## Goal of the exercise:
Your copy of the material must match it exactly, except that pictures are dropped.

Saved data entries
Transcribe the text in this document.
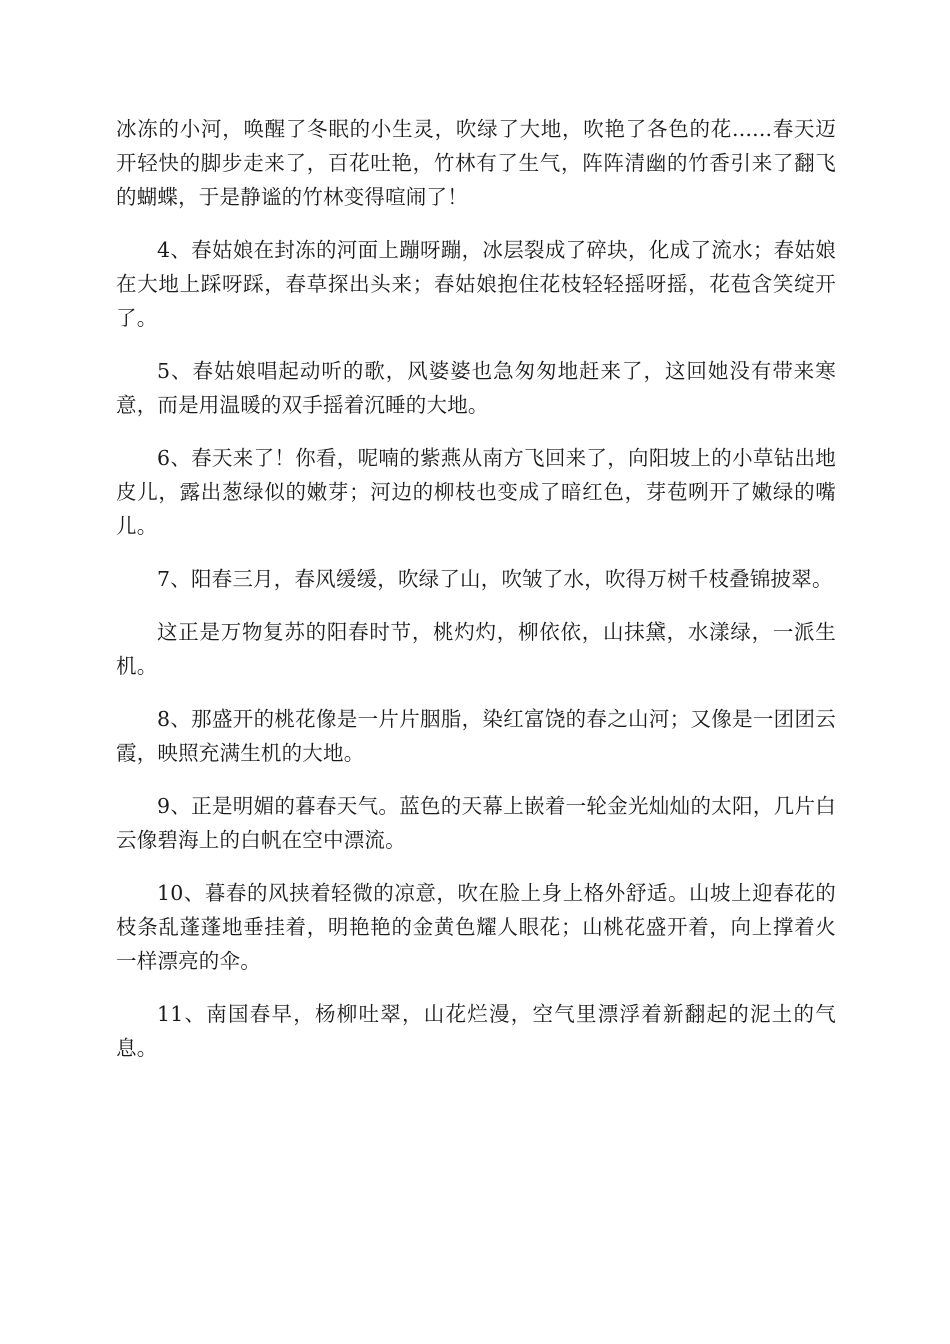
冰冻的小河，唤醒了冬眠的小生灵，吹绿了大地，吹艳了各色的花......春天迈开轻快的脚步走来了，百花吐艳，竹林有了生气，阵阵清幽的竹香引来了翻飞的蝴蝶，于是静谧的竹林变得喧闹了！

4、春姑娘在封冻的河面上蹦呀蹦，冰层裂成了碎块，化成了流水；春姑娘在大地上踩呀踩，春草探出头来；春姑娘抱住花枝轻轻摇呀摇，花苞含笑绽开了。

5、春姑娘唱起动听的歌，风婆婆也急匆匆地赶来了，这回她没有带来寒意，而是用温暖的双手摇着沉睡的大地。

6、春天来了！你看，呢喃的紫燕从南方飞回来了，向阳坡上的小草钻出地皮儿，露出葱绿似的嫩芽；河边的柳枝也变成了暗红色，芽苞咧开了嫩绿的嘴儿。

7、阳春三月，春风缓缓，吹绿了山，吹皱了水，吹得万树千枝叠锦披翠。

这正是万物复苏的阳春时节，桃灼灼，柳依依，山抹黛，水漾绿，一派生机。

8、那盛开的桃花像是一片片胭脂，染红富饶的春之山河；又像是一团团云霞，映照充满生机的大地。

9、正是明媚的暮春天气。蓝色的天幕上嵌着一轮金光灿灿的太阳，几片白云像碧海上的白帆在空中漂流。

10、暮春的风挟着轻微的凉意，吹在脸上身上格外舒适。山坡上迎春花的枝条乱蓬蓬地垂挂着，明艳艳的金黄色耀人眼花；山桃花盛开着，向上撑着火一样漂亮的伞。

11、南国春早，杨柳吐翠，山花烂漫，空气里漂浮着新翻起的泥土的气息。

## The response:
Transcribe the text in this document.
冰冻的小河，唤醒了冬眠的小生灵，吹绿了大地，吹艳了各色的花......春天迈开轻快的脚步走来了，百花吐艳，竹林有了生气，阵阵清幽的竹香引来了翻飞的蝴蝶，于是静谧的竹林变得喧闹了！

4、春姑娘在封冻的河面上蹦呀蹦，冰层裂成了碎块，化成了流水；春姑娘在大地上踩呀踩，春草探出头来；春姑娘抱住花枝轻轻摇呀摇，花苞含笑绽开了。

5、春姑娘唱起动听的歌，风婆婆也急匆匆地赶来了，这回她没有带来寒意，而是用温暖的双手摇着沉睡的大地。

6、春天来了！你看，呢喃的紫燕从南方飞回来了，向阳坡上的小草钻出地皮儿，露出葱绿似的嫩芽；河边的柳枝也变成了暗红色，芽苞咧开了嫩绿的嘴儿。

7、阳春三月，春风缓缓，吹绿了山，吹皱了水，吹得万树千枝叠锦披翠。

这正是万物复苏的阳春时节，桃灼灼，柳依依，山抹黛，水漾绿，一派生机。

8、那盛开的桃花像是一片片胭脂，染红富饶的春之山河；又像是一团团云霞，映照充满生机的大地。

9、正是明媚的暮春天气。蓝色的天幕上嵌着一轮金光灿灿的太阳，几片白云像碧海上的白帆在空中漂流。

10、暮春的风挟着轻微的凉意，吹在脸上身上格外舒适。山坡上迎春花的枝条乱蓬蓬地垂挂着，明艳艳的金黄色耀人眼花；山桃花盛开着，向上撑着火一样漂亮的伞。

11、南国春早，杨柳吐翠，山花烂漫，空气里漂浮着新翻起的泥土的气息。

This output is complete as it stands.